### SHORT EXERCISE
Extract the records in full, leaving every picture out.

--- GIVEN RECORDS ---

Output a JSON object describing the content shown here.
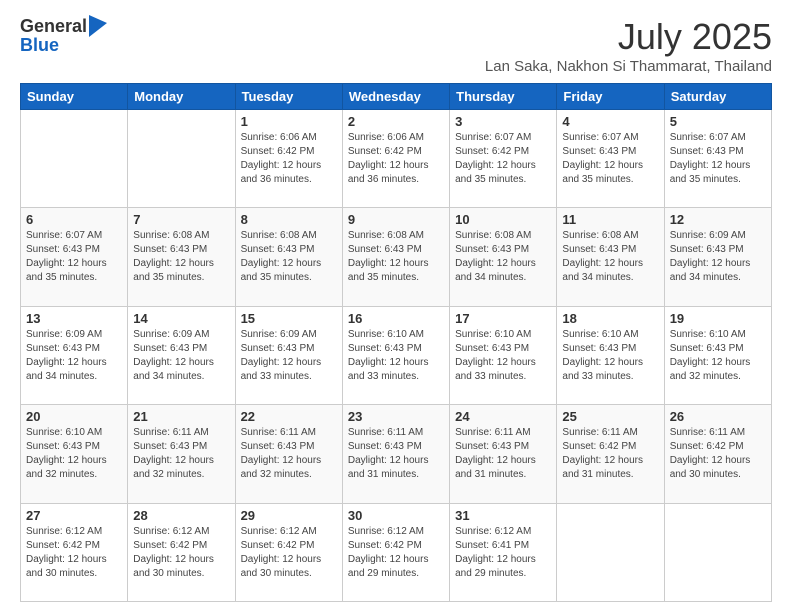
{
  "header": {
    "logo_line1": "General",
    "logo_line2": "Blue",
    "month": "July 2025",
    "location": "Lan Saka, Nakhon Si Thammarat, Thailand"
  },
  "weekdays": [
    "Sunday",
    "Monday",
    "Tuesday",
    "Wednesday",
    "Thursday",
    "Friday",
    "Saturday"
  ],
  "weeks": [
    [
      {
        "day": "",
        "info": ""
      },
      {
        "day": "",
        "info": ""
      },
      {
        "day": "1",
        "info": "Sunrise: 6:06 AM\nSunset: 6:42 PM\nDaylight: 12 hours and 36 minutes."
      },
      {
        "day": "2",
        "info": "Sunrise: 6:06 AM\nSunset: 6:42 PM\nDaylight: 12 hours and 36 minutes."
      },
      {
        "day": "3",
        "info": "Sunrise: 6:07 AM\nSunset: 6:42 PM\nDaylight: 12 hours and 35 minutes."
      },
      {
        "day": "4",
        "info": "Sunrise: 6:07 AM\nSunset: 6:43 PM\nDaylight: 12 hours and 35 minutes."
      },
      {
        "day": "5",
        "info": "Sunrise: 6:07 AM\nSunset: 6:43 PM\nDaylight: 12 hours and 35 minutes."
      }
    ],
    [
      {
        "day": "6",
        "info": "Sunrise: 6:07 AM\nSunset: 6:43 PM\nDaylight: 12 hours and 35 minutes."
      },
      {
        "day": "7",
        "info": "Sunrise: 6:08 AM\nSunset: 6:43 PM\nDaylight: 12 hours and 35 minutes."
      },
      {
        "day": "8",
        "info": "Sunrise: 6:08 AM\nSunset: 6:43 PM\nDaylight: 12 hours and 35 minutes."
      },
      {
        "day": "9",
        "info": "Sunrise: 6:08 AM\nSunset: 6:43 PM\nDaylight: 12 hours and 35 minutes."
      },
      {
        "day": "10",
        "info": "Sunrise: 6:08 AM\nSunset: 6:43 PM\nDaylight: 12 hours and 34 minutes."
      },
      {
        "day": "11",
        "info": "Sunrise: 6:08 AM\nSunset: 6:43 PM\nDaylight: 12 hours and 34 minutes."
      },
      {
        "day": "12",
        "info": "Sunrise: 6:09 AM\nSunset: 6:43 PM\nDaylight: 12 hours and 34 minutes."
      }
    ],
    [
      {
        "day": "13",
        "info": "Sunrise: 6:09 AM\nSunset: 6:43 PM\nDaylight: 12 hours and 34 minutes."
      },
      {
        "day": "14",
        "info": "Sunrise: 6:09 AM\nSunset: 6:43 PM\nDaylight: 12 hours and 34 minutes."
      },
      {
        "day": "15",
        "info": "Sunrise: 6:09 AM\nSunset: 6:43 PM\nDaylight: 12 hours and 33 minutes."
      },
      {
        "day": "16",
        "info": "Sunrise: 6:10 AM\nSunset: 6:43 PM\nDaylight: 12 hours and 33 minutes."
      },
      {
        "day": "17",
        "info": "Sunrise: 6:10 AM\nSunset: 6:43 PM\nDaylight: 12 hours and 33 minutes."
      },
      {
        "day": "18",
        "info": "Sunrise: 6:10 AM\nSunset: 6:43 PM\nDaylight: 12 hours and 33 minutes."
      },
      {
        "day": "19",
        "info": "Sunrise: 6:10 AM\nSunset: 6:43 PM\nDaylight: 12 hours and 32 minutes."
      }
    ],
    [
      {
        "day": "20",
        "info": "Sunrise: 6:10 AM\nSunset: 6:43 PM\nDaylight: 12 hours and 32 minutes."
      },
      {
        "day": "21",
        "info": "Sunrise: 6:11 AM\nSunset: 6:43 PM\nDaylight: 12 hours and 32 minutes."
      },
      {
        "day": "22",
        "info": "Sunrise: 6:11 AM\nSunset: 6:43 PM\nDaylight: 12 hours and 32 minutes."
      },
      {
        "day": "23",
        "info": "Sunrise: 6:11 AM\nSunset: 6:43 PM\nDaylight: 12 hours and 31 minutes."
      },
      {
        "day": "24",
        "info": "Sunrise: 6:11 AM\nSunset: 6:43 PM\nDaylight: 12 hours and 31 minutes."
      },
      {
        "day": "25",
        "info": "Sunrise: 6:11 AM\nSunset: 6:42 PM\nDaylight: 12 hours and 31 minutes."
      },
      {
        "day": "26",
        "info": "Sunrise: 6:11 AM\nSunset: 6:42 PM\nDaylight: 12 hours and 30 minutes."
      }
    ],
    [
      {
        "day": "27",
        "info": "Sunrise: 6:12 AM\nSunset: 6:42 PM\nDaylight: 12 hours and 30 minutes."
      },
      {
        "day": "28",
        "info": "Sunrise: 6:12 AM\nSunset: 6:42 PM\nDaylight: 12 hours and 30 minutes."
      },
      {
        "day": "29",
        "info": "Sunrise: 6:12 AM\nSunset: 6:42 PM\nDaylight: 12 hours and 30 minutes."
      },
      {
        "day": "30",
        "info": "Sunrise: 6:12 AM\nSunset: 6:42 PM\nDaylight: 12 hours and 29 minutes."
      },
      {
        "day": "31",
        "info": "Sunrise: 6:12 AM\nSunset: 6:41 PM\nDaylight: 12 hours and 29 minutes."
      },
      {
        "day": "",
        "info": ""
      },
      {
        "day": "",
        "info": ""
      }
    ]
  ]
}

---

### SOLUTION TO THE EXERCISE
Output a JSON object describing the content shown here.
{
  "header": {
    "logo_line1": "General",
    "logo_line2": "Blue",
    "month": "July 2025",
    "location": "Lan Saka, Nakhon Si Thammarat, Thailand"
  },
  "weekdays": [
    "Sunday",
    "Monday",
    "Tuesday",
    "Wednesday",
    "Thursday",
    "Friday",
    "Saturday"
  ],
  "weeks": [
    [
      {
        "day": "",
        "info": ""
      },
      {
        "day": "",
        "info": ""
      },
      {
        "day": "1",
        "info": "Sunrise: 6:06 AM\nSunset: 6:42 PM\nDaylight: 12 hours and 36 minutes."
      },
      {
        "day": "2",
        "info": "Sunrise: 6:06 AM\nSunset: 6:42 PM\nDaylight: 12 hours and 36 minutes."
      },
      {
        "day": "3",
        "info": "Sunrise: 6:07 AM\nSunset: 6:42 PM\nDaylight: 12 hours and 35 minutes."
      },
      {
        "day": "4",
        "info": "Sunrise: 6:07 AM\nSunset: 6:43 PM\nDaylight: 12 hours and 35 minutes."
      },
      {
        "day": "5",
        "info": "Sunrise: 6:07 AM\nSunset: 6:43 PM\nDaylight: 12 hours and 35 minutes."
      }
    ],
    [
      {
        "day": "6",
        "info": "Sunrise: 6:07 AM\nSunset: 6:43 PM\nDaylight: 12 hours and 35 minutes."
      },
      {
        "day": "7",
        "info": "Sunrise: 6:08 AM\nSunset: 6:43 PM\nDaylight: 12 hours and 35 minutes."
      },
      {
        "day": "8",
        "info": "Sunrise: 6:08 AM\nSunset: 6:43 PM\nDaylight: 12 hours and 35 minutes."
      },
      {
        "day": "9",
        "info": "Sunrise: 6:08 AM\nSunset: 6:43 PM\nDaylight: 12 hours and 35 minutes."
      },
      {
        "day": "10",
        "info": "Sunrise: 6:08 AM\nSunset: 6:43 PM\nDaylight: 12 hours and 34 minutes."
      },
      {
        "day": "11",
        "info": "Sunrise: 6:08 AM\nSunset: 6:43 PM\nDaylight: 12 hours and 34 minutes."
      },
      {
        "day": "12",
        "info": "Sunrise: 6:09 AM\nSunset: 6:43 PM\nDaylight: 12 hours and 34 minutes."
      }
    ],
    [
      {
        "day": "13",
        "info": "Sunrise: 6:09 AM\nSunset: 6:43 PM\nDaylight: 12 hours and 34 minutes."
      },
      {
        "day": "14",
        "info": "Sunrise: 6:09 AM\nSunset: 6:43 PM\nDaylight: 12 hours and 34 minutes."
      },
      {
        "day": "15",
        "info": "Sunrise: 6:09 AM\nSunset: 6:43 PM\nDaylight: 12 hours and 33 minutes."
      },
      {
        "day": "16",
        "info": "Sunrise: 6:10 AM\nSunset: 6:43 PM\nDaylight: 12 hours and 33 minutes."
      },
      {
        "day": "17",
        "info": "Sunrise: 6:10 AM\nSunset: 6:43 PM\nDaylight: 12 hours and 33 minutes."
      },
      {
        "day": "18",
        "info": "Sunrise: 6:10 AM\nSunset: 6:43 PM\nDaylight: 12 hours and 33 minutes."
      },
      {
        "day": "19",
        "info": "Sunrise: 6:10 AM\nSunset: 6:43 PM\nDaylight: 12 hours and 32 minutes."
      }
    ],
    [
      {
        "day": "20",
        "info": "Sunrise: 6:10 AM\nSunset: 6:43 PM\nDaylight: 12 hours and 32 minutes."
      },
      {
        "day": "21",
        "info": "Sunrise: 6:11 AM\nSunset: 6:43 PM\nDaylight: 12 hours and 32 minutes."
      },
      {
        "day": "22",
        "info": "Sunrise: 6:11 AM\nSunset: 6:43 PM\nDaylight: 12 hours and 32 minutes."
      },
      {
        "day": "23",
        "info": "Sunrise: 6:11 AM\nSunset: 6:43 PM\nDaylight: 12 hours and 31 minutes."
      },
      {
        "day": "24",
        "info": "Sunrise: 6:11 AM\nSunset: 6:43 PM\nDaylight: 12 hours and 31 minutes."
      },
      {
        "day": "25",
        "info": "Sunrise: 6:11 AM\nSunset: 6:42 PM\nDaylight: 12 hours and 31 minutes."
      },
      {
        "day": "26",
        "info": "Sunrise: 6:11 AM\nSunset: 6:42 PM\nDaylight: 12 hours and 30 minutes."
      }
    ],
    [
      {
        "day": "27",
        "info": "Sunrise: 6:12 AM\nSunset: 6:42 PM\nDaylight: 12 hours and 30 minutes."
      },
      {
        "day": "28",
        "info": "Sunrise: 6:12 AM\nSunset: 6:42 PM\nDaylight: 12 hours and 30 minutes."
      },
      {
        "day": "29",
        "info": "Sunrise: 6:12 AM\nSunset: 6:42 PM\nDaylight: 12 hours and 30 minutes."
      },
      {
        "day": "30",
        "info": "Sunrise: 6:12 AM\nSunset: 6:42 PM\nDaylight: 12 hours and 29 minutes."
      },
      {
        "day": "31",
        "info": "Sunrise: 6:12 AM\nSunset: 6:41 PM\nDaylight: 12 hours and 29 minutes."
      },
      {
        "day": "",
        "info": ""
      },
      {
        "day": "",
        "info": ""
      }
    ]
  ]
}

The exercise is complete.